Entries from a dataset:
....................

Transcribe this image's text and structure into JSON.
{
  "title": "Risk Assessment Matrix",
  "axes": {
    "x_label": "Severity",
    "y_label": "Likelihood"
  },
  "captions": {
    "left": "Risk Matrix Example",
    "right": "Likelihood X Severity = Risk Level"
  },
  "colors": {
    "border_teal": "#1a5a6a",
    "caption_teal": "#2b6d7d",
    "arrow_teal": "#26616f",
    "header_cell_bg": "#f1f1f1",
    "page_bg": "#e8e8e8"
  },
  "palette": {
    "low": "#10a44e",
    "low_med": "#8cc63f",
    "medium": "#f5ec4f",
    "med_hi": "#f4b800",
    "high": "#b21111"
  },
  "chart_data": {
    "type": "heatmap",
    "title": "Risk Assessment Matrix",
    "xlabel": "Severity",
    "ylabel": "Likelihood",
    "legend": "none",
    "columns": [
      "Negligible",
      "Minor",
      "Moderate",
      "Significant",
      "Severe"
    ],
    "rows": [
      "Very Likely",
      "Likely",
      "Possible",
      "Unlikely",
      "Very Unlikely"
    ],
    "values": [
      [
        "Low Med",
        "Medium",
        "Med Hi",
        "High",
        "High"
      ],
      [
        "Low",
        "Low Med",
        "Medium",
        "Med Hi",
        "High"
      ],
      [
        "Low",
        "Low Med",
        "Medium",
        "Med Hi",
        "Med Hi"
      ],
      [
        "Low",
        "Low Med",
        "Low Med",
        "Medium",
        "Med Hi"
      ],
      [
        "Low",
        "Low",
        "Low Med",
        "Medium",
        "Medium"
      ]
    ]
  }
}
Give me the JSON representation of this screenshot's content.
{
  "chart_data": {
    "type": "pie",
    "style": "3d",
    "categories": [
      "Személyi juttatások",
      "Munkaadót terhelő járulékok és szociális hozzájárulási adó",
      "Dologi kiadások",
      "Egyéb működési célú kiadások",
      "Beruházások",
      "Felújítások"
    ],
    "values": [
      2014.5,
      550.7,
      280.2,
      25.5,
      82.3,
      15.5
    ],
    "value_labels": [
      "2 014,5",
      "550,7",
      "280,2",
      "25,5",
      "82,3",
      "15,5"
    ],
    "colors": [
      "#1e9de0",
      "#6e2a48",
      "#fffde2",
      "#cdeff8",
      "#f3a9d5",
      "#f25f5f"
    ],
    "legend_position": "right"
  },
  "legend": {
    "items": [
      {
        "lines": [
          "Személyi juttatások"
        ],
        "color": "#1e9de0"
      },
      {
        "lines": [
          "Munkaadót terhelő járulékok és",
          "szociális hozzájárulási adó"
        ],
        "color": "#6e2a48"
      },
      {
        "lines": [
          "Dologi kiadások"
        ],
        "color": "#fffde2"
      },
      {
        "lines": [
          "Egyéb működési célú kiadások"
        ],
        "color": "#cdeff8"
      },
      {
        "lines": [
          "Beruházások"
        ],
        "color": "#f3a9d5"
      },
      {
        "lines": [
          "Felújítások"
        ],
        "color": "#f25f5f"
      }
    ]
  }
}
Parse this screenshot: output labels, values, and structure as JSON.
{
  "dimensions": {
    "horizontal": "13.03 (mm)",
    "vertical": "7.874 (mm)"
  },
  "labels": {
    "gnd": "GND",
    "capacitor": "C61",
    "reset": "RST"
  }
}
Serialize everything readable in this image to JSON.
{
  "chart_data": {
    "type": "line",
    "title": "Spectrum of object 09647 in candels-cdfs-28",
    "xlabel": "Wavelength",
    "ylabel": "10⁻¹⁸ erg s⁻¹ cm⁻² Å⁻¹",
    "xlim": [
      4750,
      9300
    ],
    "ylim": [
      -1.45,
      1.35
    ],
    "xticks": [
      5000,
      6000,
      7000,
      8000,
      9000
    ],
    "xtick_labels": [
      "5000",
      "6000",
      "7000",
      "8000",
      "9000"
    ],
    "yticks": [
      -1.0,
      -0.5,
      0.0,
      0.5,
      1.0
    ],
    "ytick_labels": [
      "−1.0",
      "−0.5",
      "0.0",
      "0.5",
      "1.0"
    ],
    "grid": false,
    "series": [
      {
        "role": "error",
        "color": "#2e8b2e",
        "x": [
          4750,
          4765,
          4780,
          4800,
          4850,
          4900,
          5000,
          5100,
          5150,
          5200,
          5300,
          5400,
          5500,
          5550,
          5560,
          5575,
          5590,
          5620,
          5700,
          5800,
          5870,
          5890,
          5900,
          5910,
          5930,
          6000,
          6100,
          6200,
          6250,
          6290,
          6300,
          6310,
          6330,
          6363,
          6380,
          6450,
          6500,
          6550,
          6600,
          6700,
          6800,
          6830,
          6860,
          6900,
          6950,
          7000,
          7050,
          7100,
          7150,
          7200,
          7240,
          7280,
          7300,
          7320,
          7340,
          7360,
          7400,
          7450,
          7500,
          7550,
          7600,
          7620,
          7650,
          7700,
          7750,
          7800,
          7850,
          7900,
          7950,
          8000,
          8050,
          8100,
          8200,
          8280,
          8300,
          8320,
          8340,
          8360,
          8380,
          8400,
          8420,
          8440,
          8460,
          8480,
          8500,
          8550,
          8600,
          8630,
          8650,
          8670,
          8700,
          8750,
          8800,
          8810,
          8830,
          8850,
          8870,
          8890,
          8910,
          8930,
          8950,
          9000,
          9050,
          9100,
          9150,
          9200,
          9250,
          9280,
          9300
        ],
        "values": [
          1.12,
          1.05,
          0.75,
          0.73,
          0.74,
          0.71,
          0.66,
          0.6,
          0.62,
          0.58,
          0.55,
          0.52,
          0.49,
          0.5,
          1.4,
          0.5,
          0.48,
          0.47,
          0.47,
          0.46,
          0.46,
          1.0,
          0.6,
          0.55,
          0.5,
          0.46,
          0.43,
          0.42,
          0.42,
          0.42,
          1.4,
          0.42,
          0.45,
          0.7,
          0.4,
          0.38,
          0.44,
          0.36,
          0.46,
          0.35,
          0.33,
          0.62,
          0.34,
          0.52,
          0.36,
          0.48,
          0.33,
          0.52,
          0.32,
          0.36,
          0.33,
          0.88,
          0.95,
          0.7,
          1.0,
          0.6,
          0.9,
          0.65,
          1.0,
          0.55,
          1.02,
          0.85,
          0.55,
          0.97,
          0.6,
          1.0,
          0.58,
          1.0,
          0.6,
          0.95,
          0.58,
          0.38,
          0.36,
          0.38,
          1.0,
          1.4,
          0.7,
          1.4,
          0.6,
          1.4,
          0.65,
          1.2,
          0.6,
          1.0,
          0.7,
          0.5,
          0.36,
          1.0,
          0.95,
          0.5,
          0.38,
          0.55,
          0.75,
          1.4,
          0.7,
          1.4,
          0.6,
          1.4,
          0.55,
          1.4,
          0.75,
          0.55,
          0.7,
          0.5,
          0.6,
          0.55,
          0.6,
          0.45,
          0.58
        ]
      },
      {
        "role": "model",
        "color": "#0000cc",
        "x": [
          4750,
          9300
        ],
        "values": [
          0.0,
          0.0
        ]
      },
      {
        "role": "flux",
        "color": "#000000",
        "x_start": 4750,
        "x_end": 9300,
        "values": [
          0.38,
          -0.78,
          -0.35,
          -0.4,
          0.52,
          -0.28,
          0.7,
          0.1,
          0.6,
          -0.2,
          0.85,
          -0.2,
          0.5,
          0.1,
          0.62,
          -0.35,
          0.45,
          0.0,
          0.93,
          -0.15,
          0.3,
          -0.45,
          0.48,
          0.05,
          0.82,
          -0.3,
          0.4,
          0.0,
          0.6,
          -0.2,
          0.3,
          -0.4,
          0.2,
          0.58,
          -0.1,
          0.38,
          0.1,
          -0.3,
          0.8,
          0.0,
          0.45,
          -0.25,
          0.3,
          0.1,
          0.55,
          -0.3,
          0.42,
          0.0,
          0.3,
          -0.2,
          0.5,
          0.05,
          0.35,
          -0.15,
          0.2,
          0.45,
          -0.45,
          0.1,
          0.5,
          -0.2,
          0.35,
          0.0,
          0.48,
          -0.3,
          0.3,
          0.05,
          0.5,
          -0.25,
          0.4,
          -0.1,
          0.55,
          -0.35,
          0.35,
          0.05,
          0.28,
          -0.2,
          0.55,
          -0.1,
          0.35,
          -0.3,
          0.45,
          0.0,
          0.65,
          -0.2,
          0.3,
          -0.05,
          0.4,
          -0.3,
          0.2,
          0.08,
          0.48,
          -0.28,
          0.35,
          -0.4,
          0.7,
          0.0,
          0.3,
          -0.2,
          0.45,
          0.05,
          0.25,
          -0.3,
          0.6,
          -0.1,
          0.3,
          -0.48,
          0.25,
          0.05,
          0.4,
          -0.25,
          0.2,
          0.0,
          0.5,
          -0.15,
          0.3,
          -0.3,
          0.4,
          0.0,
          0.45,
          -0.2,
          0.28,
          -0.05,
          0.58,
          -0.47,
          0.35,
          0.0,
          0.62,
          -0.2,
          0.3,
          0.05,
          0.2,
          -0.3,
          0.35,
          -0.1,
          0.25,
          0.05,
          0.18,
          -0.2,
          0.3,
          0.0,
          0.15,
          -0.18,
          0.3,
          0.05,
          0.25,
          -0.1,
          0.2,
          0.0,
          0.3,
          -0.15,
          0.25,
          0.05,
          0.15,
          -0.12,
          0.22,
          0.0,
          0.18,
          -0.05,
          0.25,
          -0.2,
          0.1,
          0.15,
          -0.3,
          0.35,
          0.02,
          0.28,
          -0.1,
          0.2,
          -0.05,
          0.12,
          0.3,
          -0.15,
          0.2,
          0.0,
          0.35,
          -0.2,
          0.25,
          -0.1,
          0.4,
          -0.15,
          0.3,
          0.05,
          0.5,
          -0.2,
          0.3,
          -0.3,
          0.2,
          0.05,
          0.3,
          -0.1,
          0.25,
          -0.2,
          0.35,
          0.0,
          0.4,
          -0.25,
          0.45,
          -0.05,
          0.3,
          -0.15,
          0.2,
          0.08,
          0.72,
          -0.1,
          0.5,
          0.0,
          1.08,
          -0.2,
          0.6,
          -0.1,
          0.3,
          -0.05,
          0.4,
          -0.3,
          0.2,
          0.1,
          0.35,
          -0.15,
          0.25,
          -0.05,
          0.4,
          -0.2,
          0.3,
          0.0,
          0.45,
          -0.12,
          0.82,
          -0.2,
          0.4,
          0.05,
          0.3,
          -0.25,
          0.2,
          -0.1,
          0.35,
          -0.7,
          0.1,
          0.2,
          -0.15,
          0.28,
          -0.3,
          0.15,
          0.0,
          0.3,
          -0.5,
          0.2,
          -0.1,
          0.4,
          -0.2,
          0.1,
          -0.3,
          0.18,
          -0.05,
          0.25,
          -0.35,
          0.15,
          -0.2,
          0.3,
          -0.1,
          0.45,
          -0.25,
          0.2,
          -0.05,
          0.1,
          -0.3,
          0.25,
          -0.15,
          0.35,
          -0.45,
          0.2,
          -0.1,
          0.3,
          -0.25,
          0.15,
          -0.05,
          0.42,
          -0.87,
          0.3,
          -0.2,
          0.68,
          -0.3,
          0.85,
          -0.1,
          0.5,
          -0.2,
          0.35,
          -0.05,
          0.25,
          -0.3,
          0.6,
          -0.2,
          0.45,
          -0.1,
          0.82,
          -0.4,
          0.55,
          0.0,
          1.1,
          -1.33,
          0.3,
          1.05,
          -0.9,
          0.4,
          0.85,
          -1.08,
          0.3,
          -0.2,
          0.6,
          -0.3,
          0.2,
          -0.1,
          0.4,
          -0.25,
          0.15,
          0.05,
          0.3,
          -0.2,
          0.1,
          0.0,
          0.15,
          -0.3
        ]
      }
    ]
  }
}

....................

Short problem:
Look for "screenshot" and pull out every line that has it.

Task answer:
Give me the JSON representation of this screenshot's content.
Parse this screenshot: output labels, values, and structure as JSON.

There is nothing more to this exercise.